• **RECORD EXTRACTS**:
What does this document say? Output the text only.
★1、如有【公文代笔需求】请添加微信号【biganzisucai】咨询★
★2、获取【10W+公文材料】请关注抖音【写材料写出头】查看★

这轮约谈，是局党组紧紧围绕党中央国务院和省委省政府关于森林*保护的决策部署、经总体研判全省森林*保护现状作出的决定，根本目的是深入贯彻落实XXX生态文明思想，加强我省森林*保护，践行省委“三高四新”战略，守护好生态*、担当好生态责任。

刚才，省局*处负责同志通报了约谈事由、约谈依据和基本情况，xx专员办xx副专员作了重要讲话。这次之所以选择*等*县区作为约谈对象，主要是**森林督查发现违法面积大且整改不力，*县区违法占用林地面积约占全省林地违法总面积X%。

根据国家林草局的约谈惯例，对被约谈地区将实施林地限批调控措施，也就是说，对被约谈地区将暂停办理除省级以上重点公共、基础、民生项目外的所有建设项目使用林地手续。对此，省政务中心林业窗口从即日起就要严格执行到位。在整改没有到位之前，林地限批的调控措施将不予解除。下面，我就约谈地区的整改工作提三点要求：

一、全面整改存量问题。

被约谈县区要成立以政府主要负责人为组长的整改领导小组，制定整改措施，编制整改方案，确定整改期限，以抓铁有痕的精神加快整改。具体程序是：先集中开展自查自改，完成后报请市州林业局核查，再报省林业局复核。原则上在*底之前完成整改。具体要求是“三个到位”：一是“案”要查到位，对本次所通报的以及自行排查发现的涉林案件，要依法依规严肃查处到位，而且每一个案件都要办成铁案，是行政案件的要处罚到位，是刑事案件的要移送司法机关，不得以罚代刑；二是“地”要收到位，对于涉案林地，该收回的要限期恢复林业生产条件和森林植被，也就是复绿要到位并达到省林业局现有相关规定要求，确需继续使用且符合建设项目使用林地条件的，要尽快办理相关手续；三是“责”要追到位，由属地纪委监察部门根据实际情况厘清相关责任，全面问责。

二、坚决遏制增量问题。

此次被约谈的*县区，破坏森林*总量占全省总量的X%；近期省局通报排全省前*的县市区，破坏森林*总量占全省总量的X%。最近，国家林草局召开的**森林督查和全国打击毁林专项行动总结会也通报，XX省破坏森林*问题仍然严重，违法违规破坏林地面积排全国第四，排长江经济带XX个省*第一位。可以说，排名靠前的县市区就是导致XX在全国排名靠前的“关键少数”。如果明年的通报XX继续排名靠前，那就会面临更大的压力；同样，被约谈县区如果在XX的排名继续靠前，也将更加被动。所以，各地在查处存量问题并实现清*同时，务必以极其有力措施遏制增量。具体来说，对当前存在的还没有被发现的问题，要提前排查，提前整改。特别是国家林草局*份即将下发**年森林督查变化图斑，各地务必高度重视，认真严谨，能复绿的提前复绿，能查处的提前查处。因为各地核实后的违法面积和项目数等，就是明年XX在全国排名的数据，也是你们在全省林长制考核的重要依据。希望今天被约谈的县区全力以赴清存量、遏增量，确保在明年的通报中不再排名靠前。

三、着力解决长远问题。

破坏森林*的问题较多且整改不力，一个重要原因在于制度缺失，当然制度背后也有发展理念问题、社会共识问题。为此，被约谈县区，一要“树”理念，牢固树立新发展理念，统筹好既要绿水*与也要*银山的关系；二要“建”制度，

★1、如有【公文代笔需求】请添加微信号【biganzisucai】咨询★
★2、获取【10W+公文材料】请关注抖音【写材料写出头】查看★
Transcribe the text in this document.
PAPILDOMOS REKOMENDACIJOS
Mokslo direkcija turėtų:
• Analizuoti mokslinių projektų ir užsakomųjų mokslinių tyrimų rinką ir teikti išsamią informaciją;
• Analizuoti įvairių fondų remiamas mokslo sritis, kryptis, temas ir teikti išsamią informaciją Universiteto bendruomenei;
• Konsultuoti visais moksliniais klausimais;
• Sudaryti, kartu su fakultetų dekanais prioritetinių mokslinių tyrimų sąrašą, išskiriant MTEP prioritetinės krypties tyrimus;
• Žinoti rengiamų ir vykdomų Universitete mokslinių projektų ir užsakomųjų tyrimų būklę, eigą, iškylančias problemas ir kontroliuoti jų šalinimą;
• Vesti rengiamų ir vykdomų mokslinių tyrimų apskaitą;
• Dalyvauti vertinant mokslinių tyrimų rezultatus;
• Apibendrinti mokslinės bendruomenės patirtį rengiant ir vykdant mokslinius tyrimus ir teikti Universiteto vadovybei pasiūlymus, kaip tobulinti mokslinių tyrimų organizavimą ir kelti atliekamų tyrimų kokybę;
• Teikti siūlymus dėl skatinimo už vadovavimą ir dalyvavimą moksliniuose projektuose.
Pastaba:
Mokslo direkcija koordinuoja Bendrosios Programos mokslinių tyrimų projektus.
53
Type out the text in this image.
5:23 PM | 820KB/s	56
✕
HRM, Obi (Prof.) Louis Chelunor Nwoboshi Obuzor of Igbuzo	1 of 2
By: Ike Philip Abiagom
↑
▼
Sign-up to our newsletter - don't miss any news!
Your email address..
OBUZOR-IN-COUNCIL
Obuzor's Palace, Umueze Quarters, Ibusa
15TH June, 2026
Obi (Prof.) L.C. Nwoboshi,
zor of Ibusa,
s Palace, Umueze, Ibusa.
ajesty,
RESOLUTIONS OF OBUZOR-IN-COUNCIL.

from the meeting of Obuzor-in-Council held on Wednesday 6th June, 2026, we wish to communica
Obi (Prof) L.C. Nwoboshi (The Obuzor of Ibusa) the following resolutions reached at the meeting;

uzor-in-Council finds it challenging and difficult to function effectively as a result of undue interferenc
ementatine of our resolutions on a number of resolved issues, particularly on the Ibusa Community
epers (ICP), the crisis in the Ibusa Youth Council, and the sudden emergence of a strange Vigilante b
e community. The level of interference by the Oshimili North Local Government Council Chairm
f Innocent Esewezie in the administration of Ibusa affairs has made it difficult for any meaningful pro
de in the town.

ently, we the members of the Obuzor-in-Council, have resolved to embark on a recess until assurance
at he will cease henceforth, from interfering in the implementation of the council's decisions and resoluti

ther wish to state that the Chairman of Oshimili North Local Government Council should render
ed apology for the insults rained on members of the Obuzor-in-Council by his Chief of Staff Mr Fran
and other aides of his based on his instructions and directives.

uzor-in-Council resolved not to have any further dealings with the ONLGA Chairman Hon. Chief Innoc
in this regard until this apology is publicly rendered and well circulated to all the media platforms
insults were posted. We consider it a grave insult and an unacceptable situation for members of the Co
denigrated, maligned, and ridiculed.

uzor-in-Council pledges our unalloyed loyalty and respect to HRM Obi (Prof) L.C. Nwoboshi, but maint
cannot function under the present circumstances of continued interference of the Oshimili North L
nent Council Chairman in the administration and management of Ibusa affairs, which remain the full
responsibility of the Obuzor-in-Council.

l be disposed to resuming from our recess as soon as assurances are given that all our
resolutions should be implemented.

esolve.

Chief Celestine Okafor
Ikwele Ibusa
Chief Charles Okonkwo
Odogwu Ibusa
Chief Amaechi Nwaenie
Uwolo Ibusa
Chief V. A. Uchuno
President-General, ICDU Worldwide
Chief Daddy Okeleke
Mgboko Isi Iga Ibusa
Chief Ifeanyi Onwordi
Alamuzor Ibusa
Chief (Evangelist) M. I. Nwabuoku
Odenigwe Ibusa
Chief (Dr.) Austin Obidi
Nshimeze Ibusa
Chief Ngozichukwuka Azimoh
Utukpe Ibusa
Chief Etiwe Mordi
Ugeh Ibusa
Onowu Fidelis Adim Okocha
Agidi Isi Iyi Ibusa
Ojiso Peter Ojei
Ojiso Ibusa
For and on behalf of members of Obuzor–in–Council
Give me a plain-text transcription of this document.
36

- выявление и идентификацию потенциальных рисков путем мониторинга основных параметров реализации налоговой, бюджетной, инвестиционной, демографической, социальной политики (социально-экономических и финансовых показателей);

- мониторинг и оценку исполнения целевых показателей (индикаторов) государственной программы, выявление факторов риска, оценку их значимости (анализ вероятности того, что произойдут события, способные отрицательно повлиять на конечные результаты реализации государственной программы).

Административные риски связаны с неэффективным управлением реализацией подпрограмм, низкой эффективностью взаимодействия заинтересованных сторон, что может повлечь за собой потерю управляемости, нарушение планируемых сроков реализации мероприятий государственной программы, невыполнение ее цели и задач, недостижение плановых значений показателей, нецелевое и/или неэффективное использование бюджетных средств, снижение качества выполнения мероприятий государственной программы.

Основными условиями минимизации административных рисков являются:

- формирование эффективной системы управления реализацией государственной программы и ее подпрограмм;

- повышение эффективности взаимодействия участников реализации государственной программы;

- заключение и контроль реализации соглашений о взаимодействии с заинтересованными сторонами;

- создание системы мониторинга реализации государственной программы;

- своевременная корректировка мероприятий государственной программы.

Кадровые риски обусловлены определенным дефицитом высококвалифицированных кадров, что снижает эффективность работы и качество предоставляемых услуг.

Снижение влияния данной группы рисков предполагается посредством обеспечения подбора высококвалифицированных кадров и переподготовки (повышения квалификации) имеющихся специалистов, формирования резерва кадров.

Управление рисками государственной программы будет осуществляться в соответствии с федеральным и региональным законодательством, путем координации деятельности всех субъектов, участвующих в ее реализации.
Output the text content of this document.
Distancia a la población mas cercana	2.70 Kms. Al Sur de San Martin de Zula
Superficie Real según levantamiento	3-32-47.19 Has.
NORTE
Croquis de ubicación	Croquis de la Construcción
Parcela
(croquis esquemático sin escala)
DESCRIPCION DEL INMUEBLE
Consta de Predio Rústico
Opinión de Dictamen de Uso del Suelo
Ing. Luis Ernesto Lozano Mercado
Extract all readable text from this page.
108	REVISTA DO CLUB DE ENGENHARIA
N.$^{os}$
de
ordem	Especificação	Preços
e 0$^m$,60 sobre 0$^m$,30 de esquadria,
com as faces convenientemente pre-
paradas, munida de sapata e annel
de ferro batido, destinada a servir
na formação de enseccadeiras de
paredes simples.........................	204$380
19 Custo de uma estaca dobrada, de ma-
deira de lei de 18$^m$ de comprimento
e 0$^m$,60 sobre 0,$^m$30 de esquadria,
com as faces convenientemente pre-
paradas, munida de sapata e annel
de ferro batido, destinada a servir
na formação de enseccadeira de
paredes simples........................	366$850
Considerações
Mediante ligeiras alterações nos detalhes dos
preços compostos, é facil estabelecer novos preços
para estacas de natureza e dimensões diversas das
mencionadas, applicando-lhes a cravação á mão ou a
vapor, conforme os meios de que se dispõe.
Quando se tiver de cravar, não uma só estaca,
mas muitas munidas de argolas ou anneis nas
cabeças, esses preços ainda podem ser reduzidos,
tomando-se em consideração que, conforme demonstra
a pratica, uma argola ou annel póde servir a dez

• **EXERCISE PROMPT**: For each line of the entries that includes "показателей", show that line.

• **WRITTEN SOLUTION**:
- выявление и идентификацию потенциальных рисков путем мониторинга основных параметров реализации налоговой, бюджетной, инвестиционной, демографической, социальной политики (социально-экономических и финансовых показателей);
- мониторинг и оценку исполнения целевых показателей (индикаторов) государственной программы, выявление факторов риска, оценку их значимости (анализ вероятности того, что произойдут события, способные отрицательно повлиять на конечные результаты реализации государственной программы).
Административные риски связаны с неэффективным управлением реализацией подпрограмм, низкой эффективностью взаимодействия заинтересованных сторон, что может повлечь за собой потерю управляемости, нарушение планируемых сроков реализации мероприятий государственной программы, невыполнение ее цели и задач, недостижение плановых значений показателей, нецелевое и/или неэффективное использование бюджетных средств, снижение качества выполнения мероприятий государственной программы.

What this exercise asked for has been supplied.